• To be done:
Beginning with the line where "What data populates" appears, restate the lines word for word through the last one in the listing.

(Stored data)

----

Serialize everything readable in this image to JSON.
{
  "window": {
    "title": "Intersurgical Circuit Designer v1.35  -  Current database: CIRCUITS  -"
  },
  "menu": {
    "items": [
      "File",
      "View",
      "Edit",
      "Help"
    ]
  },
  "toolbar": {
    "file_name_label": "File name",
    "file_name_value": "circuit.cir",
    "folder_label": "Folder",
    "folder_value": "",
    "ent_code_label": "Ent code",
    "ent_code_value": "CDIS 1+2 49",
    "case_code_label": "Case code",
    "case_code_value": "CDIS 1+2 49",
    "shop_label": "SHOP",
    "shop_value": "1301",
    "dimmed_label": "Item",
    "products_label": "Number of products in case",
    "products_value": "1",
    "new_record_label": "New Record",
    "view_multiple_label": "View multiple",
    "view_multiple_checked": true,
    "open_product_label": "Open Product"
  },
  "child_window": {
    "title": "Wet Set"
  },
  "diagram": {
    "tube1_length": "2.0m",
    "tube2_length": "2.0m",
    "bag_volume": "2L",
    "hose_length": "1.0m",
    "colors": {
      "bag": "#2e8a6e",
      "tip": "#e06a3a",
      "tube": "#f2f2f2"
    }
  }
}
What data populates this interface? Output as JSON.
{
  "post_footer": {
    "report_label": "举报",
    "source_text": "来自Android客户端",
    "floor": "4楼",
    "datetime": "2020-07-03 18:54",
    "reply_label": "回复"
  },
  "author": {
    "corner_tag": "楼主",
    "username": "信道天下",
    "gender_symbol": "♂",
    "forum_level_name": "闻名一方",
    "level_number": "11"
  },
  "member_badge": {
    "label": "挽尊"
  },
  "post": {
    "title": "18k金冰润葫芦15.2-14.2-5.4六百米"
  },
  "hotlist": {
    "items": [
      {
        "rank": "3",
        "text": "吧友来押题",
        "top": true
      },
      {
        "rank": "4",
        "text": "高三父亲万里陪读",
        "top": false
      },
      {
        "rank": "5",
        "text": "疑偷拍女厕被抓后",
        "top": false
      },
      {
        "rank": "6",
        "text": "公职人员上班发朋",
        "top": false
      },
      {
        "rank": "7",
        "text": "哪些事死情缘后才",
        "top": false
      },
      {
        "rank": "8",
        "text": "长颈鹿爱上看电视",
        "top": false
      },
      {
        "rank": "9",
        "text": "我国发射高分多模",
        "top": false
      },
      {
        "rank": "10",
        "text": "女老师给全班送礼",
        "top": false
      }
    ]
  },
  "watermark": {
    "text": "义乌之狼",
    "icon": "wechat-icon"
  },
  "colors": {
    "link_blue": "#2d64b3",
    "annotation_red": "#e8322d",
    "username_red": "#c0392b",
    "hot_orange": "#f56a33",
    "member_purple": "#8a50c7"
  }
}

----

• Completed task:
What data populates this interface? Output as JSON.
{
  "post_footer": {
    "report_label": "举报",
    "source_text": "来自Android客户端",
    "floor": "4楼",
    "datetime": "2020-07-03 18:54",
    "reply_label": "回复"
  },
  "author": {
    "corner_tag": "楼主",
    "username": "信道天下",
    "gender_symbol": "♂",
    "forum_level_name": "闻名一方",
    "level_number": "11"
  },
  "member_badge": {
    "label": "挽尊"
  },
  "post": {
    "title": "18k金冰润葫芦15.2-14.2-5.4六百米"
  },
  "hotlist": {
    "items": [
      {
        "rank": "3",
        "text": "吧友来押题",
        "top": true
      },
      {
        "rank": "4",
        "text": "高三父亲万里陪读",
        "top": false
      },
      {
        "rank": "5",
        "text": "疑偷拍女厕被抓后",
        "top": false
      },
      {
        "rank": "6",
        "text": "公职人员上班发朋",
        "top": false
      },
      {
        "rank": "7",
        "text": "哪些事死情缘后才",
        "top": false
      },
      {
        "rank": "8",
        "text": "长颈鹿爱上看电视",
        "top": false
      },
      {
        "rank": "9",
        "text": "我国发射高分多模",
        "top": false
      },
      {
        "rank": "10",
        "text": "女老师给全班送礼",
        "top": false
      }
    ]
  },
  "watermark": {
    "text": "义乌之狼",
    "icon": "wechat-icon"
  },
  "colors": {
    "link_blue": "#2d64b3",
    "annotation_red": "#e8322d",
    "username_red": "#c0392b",
    "hot_orange": "#f56a33",
    "member_purple": "#8a50c7"
  }
}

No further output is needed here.